* WRITTEN REQUEST: Your task is to gather the lines below that hold the string "using".

[Collected data]

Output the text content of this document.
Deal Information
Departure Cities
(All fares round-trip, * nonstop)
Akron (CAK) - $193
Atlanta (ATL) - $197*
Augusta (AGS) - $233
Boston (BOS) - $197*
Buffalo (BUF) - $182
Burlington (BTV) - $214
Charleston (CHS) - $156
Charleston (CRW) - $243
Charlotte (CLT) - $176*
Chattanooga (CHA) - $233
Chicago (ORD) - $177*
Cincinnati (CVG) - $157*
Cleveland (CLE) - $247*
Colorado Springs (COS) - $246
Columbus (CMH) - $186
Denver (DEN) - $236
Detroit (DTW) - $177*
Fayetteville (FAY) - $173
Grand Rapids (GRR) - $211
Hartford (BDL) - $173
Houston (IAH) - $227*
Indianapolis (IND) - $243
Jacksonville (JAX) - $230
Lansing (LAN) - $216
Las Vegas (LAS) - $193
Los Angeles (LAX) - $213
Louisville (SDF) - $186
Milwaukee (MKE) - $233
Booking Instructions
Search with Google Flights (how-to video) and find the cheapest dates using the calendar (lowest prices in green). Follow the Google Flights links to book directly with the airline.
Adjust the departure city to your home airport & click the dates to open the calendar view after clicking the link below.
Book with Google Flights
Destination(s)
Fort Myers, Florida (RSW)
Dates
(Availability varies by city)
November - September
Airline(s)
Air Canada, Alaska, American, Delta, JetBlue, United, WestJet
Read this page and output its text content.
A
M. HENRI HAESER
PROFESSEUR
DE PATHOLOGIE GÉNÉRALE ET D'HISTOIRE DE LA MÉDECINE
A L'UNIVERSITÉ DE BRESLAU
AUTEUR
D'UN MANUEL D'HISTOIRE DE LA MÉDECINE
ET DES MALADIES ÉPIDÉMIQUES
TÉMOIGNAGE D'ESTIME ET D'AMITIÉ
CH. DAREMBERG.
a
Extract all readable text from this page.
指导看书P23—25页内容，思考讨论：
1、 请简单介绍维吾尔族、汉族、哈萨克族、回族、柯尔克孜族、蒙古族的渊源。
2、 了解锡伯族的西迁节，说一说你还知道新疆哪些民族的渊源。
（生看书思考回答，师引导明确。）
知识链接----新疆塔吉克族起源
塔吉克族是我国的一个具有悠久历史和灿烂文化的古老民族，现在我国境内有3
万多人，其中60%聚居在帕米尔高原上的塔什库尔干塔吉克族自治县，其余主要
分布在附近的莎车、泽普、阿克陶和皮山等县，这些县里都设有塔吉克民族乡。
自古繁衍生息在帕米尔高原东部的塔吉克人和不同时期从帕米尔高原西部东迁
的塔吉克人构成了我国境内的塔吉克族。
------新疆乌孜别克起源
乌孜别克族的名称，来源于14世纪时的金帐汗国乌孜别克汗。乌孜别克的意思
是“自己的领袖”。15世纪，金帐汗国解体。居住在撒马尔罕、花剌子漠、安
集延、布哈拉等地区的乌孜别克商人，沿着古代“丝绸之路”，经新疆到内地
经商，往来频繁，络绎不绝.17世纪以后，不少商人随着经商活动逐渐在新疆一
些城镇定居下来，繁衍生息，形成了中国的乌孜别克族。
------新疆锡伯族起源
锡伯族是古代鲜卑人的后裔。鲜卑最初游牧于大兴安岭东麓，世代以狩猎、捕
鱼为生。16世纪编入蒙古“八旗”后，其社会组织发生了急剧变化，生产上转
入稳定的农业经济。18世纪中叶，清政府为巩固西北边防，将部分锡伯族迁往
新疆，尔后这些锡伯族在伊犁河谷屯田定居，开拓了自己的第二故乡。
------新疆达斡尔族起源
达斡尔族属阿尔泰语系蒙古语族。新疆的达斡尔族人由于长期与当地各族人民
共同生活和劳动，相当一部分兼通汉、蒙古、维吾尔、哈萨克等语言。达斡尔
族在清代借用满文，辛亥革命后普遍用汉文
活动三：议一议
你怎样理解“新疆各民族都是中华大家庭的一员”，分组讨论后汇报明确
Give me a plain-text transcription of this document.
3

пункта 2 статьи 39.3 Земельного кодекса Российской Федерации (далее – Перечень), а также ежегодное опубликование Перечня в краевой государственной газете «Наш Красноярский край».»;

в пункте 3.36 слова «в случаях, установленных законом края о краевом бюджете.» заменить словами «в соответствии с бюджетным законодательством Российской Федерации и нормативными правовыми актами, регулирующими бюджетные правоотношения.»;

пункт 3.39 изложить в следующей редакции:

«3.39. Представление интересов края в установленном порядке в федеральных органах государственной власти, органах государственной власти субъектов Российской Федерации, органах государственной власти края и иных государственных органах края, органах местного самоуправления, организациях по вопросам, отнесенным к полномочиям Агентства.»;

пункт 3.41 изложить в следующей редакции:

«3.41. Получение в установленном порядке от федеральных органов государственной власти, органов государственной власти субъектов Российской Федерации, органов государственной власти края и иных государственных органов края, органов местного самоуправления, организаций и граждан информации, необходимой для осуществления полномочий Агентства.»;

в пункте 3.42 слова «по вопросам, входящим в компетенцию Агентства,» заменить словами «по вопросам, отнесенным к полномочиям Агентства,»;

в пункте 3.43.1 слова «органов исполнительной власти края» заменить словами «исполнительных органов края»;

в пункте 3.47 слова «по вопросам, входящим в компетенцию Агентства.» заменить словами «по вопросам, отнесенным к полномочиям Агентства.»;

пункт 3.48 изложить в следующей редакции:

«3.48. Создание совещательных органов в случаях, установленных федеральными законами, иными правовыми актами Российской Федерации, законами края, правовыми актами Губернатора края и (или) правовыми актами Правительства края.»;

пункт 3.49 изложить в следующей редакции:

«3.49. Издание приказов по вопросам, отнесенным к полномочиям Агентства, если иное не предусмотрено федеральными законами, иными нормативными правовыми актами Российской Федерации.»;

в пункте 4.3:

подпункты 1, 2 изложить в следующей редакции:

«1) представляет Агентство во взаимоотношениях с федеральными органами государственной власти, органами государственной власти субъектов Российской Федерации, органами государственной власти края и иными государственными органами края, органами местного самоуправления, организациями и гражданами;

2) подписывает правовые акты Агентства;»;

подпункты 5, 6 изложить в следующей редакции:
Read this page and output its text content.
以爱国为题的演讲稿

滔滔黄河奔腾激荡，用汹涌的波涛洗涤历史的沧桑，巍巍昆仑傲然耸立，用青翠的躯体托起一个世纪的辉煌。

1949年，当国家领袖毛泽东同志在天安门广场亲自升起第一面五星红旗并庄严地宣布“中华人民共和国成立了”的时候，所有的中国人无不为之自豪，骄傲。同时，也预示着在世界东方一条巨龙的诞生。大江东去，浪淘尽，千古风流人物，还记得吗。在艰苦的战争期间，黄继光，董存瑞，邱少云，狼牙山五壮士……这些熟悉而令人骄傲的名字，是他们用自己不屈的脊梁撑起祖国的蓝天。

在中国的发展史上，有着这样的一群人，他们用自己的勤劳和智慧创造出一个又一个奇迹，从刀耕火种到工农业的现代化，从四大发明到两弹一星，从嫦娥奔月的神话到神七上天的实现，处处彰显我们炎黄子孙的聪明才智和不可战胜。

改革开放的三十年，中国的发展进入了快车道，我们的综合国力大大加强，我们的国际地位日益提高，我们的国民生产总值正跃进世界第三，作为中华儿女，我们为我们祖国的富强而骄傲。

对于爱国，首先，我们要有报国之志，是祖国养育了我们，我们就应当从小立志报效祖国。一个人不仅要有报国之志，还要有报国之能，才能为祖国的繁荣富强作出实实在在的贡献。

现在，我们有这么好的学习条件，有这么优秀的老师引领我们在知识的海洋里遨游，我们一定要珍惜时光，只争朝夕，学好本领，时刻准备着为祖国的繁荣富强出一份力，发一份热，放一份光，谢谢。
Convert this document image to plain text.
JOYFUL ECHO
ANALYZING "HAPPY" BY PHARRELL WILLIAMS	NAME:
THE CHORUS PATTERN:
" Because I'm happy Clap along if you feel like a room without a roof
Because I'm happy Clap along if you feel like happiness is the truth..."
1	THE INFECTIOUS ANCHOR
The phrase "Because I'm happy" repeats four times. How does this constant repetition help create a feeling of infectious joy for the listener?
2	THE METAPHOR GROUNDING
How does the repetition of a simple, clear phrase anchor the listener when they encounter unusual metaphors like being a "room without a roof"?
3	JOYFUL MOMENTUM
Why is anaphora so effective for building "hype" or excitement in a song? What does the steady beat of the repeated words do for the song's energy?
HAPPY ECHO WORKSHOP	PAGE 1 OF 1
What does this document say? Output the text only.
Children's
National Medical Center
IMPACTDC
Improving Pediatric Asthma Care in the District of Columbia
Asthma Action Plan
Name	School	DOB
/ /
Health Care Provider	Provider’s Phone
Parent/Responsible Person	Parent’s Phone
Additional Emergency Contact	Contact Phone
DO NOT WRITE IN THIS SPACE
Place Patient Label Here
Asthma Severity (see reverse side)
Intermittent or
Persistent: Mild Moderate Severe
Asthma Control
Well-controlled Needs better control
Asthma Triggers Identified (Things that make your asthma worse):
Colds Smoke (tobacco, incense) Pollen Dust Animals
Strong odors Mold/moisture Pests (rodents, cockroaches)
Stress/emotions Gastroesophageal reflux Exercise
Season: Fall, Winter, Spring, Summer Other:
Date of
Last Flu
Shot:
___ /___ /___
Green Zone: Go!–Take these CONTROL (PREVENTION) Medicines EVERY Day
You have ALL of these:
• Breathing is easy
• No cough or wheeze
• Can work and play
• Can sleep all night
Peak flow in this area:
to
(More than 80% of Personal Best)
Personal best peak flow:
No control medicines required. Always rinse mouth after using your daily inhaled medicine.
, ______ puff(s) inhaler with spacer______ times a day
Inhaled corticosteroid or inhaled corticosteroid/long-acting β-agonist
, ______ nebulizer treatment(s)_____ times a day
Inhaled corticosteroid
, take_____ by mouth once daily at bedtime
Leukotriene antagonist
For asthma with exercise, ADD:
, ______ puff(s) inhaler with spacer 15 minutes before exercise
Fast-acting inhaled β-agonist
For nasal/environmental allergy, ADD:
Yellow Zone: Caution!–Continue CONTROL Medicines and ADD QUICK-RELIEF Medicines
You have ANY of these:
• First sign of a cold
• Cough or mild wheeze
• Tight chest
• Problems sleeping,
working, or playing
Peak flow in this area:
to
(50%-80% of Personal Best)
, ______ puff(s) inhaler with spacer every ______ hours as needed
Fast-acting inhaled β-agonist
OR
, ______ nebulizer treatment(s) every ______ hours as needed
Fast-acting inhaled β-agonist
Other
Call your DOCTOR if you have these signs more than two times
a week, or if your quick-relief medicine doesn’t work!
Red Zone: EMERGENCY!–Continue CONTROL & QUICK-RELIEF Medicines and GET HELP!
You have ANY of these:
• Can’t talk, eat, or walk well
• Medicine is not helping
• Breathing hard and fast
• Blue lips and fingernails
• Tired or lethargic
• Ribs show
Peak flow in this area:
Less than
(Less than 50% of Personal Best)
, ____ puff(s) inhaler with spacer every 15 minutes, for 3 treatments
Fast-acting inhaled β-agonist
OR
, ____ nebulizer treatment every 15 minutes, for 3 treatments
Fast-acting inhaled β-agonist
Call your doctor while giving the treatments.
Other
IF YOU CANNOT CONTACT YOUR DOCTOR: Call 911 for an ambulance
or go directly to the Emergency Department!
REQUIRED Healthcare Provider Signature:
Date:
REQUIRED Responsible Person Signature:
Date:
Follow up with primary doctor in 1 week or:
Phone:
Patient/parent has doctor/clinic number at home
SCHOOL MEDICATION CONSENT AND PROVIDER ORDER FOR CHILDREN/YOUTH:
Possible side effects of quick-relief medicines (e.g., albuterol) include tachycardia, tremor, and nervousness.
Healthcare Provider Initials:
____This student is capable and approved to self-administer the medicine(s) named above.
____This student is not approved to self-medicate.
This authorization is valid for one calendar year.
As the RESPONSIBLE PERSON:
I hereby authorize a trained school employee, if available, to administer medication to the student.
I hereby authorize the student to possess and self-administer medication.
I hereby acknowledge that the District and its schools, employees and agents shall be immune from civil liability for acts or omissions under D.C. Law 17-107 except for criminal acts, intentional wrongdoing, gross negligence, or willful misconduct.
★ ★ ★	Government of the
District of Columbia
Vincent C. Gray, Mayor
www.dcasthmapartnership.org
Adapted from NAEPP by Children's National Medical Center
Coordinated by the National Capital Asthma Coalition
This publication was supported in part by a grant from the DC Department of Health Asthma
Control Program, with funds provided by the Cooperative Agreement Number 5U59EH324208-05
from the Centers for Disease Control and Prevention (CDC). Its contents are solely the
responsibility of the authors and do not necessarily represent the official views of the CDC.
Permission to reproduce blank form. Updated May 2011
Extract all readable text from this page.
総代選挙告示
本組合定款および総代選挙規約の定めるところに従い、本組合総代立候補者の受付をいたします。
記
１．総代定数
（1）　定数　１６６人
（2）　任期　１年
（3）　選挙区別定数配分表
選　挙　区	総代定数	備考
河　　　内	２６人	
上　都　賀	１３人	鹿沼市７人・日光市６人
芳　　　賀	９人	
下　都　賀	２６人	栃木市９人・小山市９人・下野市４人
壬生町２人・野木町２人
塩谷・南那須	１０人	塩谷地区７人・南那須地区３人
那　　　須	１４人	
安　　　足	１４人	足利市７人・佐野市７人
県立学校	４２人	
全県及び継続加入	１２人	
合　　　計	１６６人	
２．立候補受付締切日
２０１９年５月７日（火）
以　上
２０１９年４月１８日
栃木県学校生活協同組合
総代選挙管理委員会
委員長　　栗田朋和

* RESPONSE:
Search with Google Flights (how-to video) and find the cheapest dates using the calendar (lowest prices in green). Follow the Google Flights links to book directly with the airline.
No control medicines required. Always rinse mouth after using your daily inhaled medicine.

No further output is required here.